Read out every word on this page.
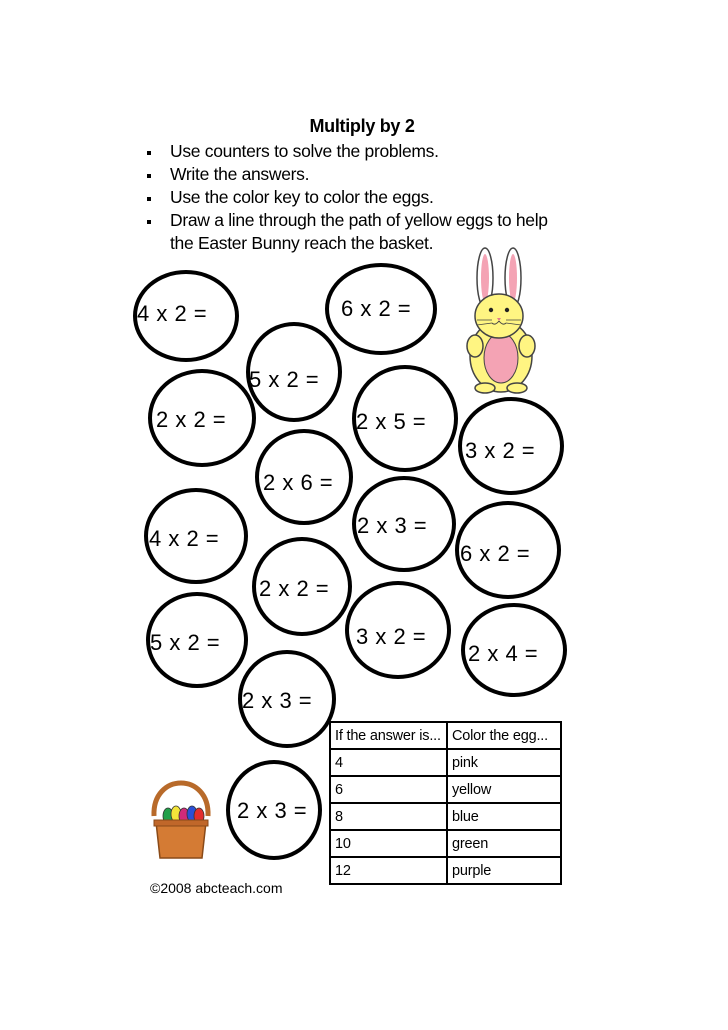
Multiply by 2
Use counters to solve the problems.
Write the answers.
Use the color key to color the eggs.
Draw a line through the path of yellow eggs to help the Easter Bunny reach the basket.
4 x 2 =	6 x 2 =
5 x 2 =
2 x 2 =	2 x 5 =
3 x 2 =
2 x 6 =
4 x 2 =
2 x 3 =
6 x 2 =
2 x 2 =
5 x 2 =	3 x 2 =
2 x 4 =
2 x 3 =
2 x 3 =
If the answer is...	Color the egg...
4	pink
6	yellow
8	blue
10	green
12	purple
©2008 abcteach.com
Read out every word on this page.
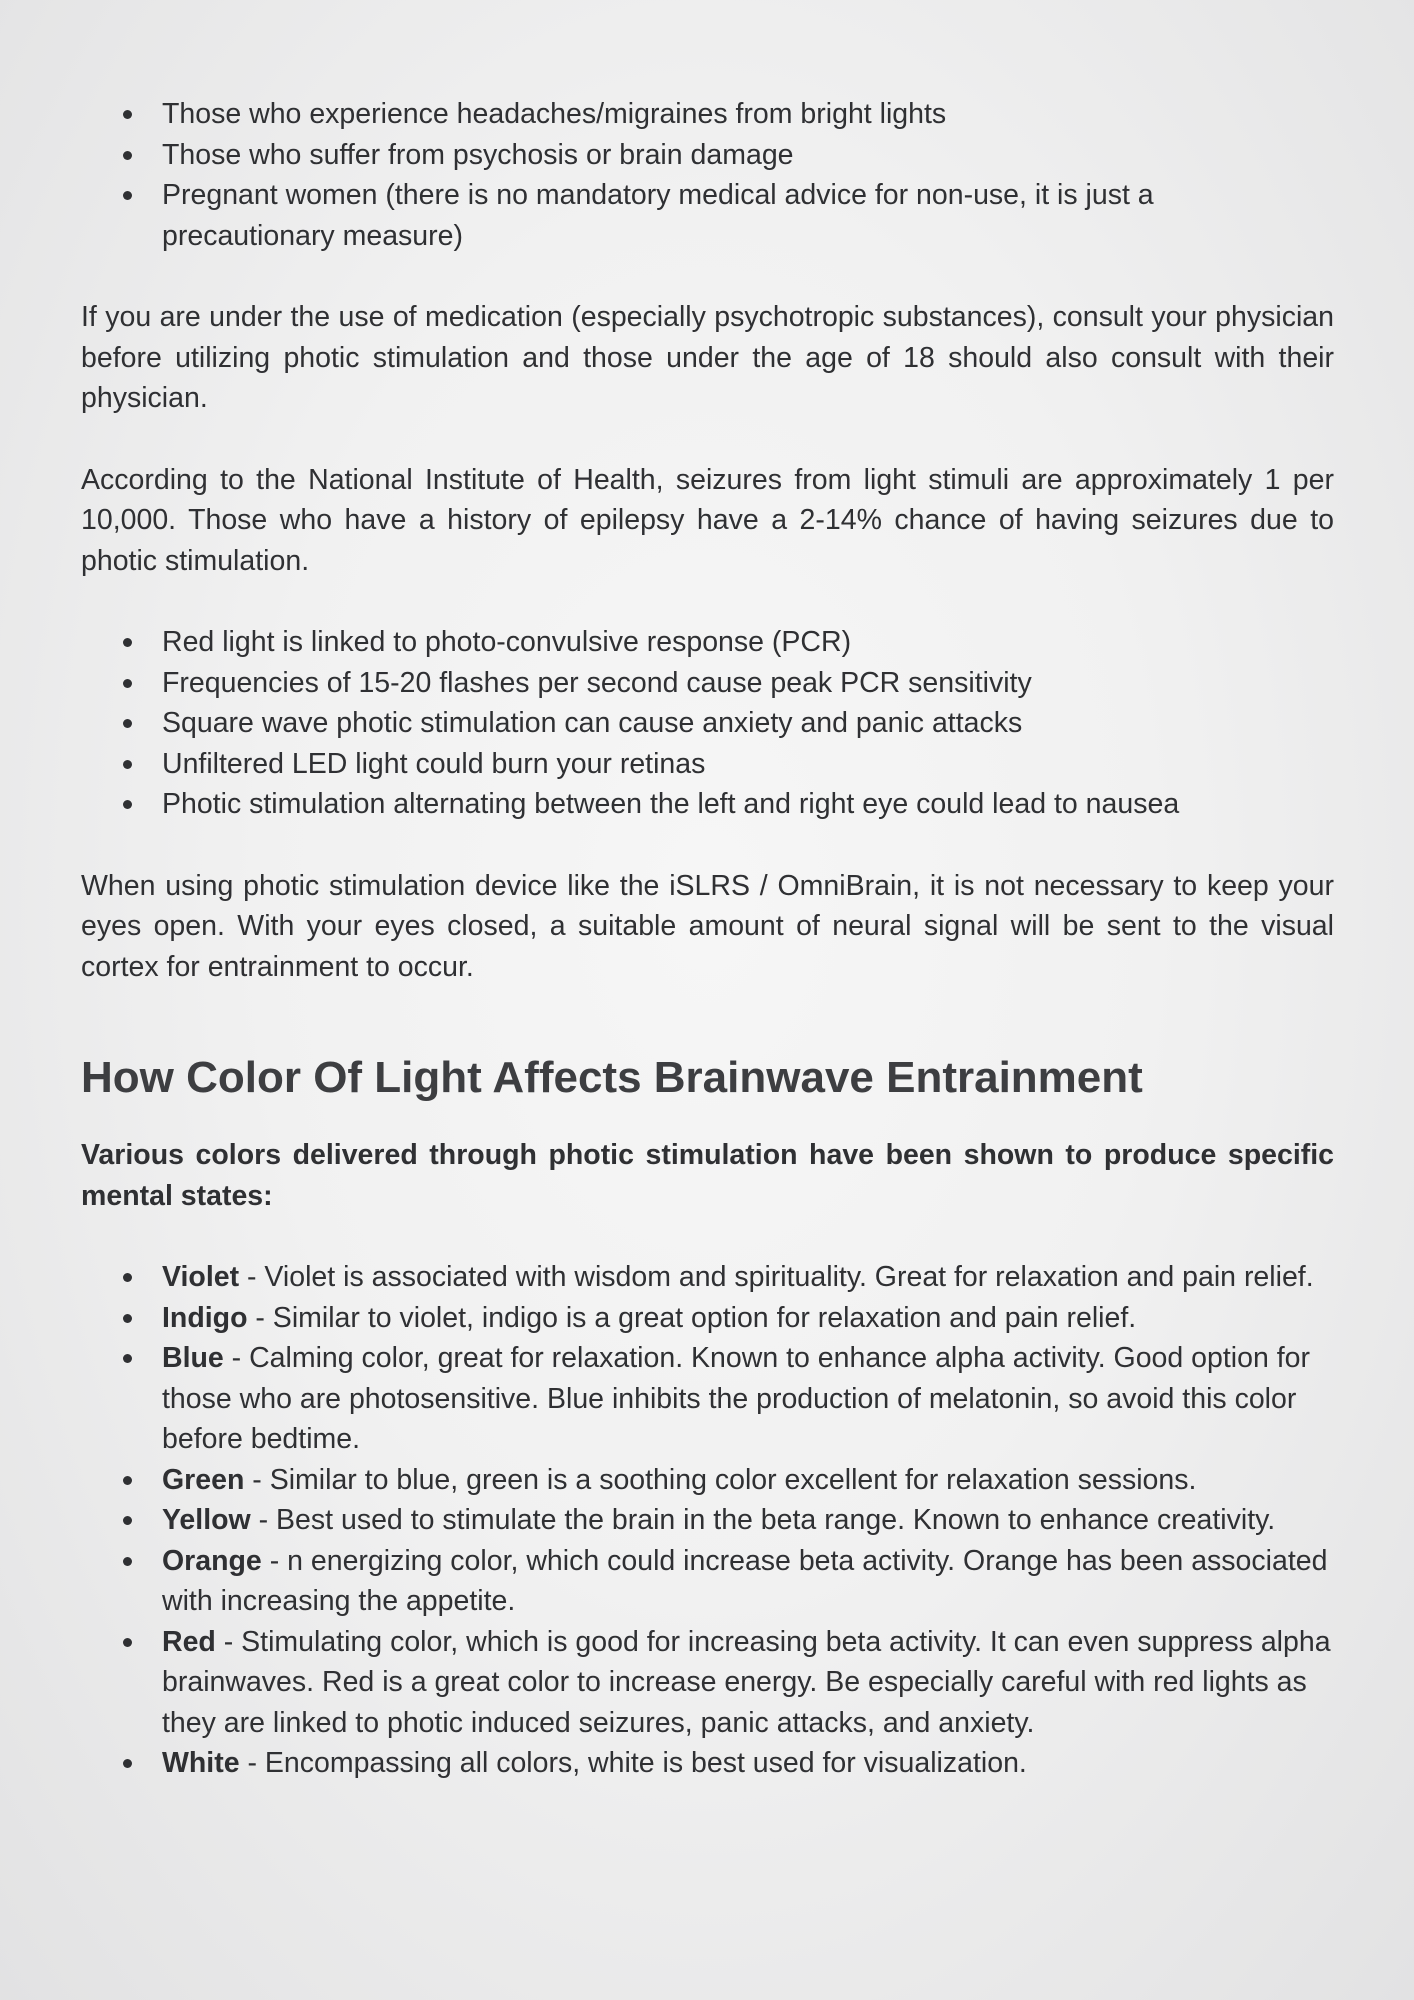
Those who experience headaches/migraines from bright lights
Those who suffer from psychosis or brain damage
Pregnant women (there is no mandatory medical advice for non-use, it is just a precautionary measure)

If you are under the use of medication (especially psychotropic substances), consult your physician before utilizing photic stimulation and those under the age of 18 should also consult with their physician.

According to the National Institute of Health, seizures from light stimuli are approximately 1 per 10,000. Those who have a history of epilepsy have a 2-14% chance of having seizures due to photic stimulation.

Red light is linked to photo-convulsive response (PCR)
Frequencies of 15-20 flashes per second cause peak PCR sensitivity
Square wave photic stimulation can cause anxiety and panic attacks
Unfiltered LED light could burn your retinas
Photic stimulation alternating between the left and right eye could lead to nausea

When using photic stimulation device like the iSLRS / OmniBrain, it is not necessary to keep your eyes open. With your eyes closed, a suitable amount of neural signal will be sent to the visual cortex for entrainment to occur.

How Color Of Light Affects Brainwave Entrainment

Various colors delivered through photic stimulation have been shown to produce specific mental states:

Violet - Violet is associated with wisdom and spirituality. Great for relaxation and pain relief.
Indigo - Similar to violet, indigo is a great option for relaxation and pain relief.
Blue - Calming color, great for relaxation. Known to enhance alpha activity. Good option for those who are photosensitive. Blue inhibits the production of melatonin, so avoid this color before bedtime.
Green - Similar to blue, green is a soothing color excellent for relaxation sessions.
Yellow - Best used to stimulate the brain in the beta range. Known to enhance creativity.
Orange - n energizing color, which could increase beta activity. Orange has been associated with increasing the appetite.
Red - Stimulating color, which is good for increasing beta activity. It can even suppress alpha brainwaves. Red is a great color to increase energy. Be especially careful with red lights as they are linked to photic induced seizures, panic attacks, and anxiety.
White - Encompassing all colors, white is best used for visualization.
——
■ **WHAT THE EXERCISE ASKS**:
Filter out every line that lacks the word "through", and copy the rest.

■ **SOLUTION TO THIS PROBLEM**:
Draw a line through the path of yellow eggs to help the Easter Bunny reach the basket.
Various colors delivered through photic stimulation have been shown to produce specific mental states:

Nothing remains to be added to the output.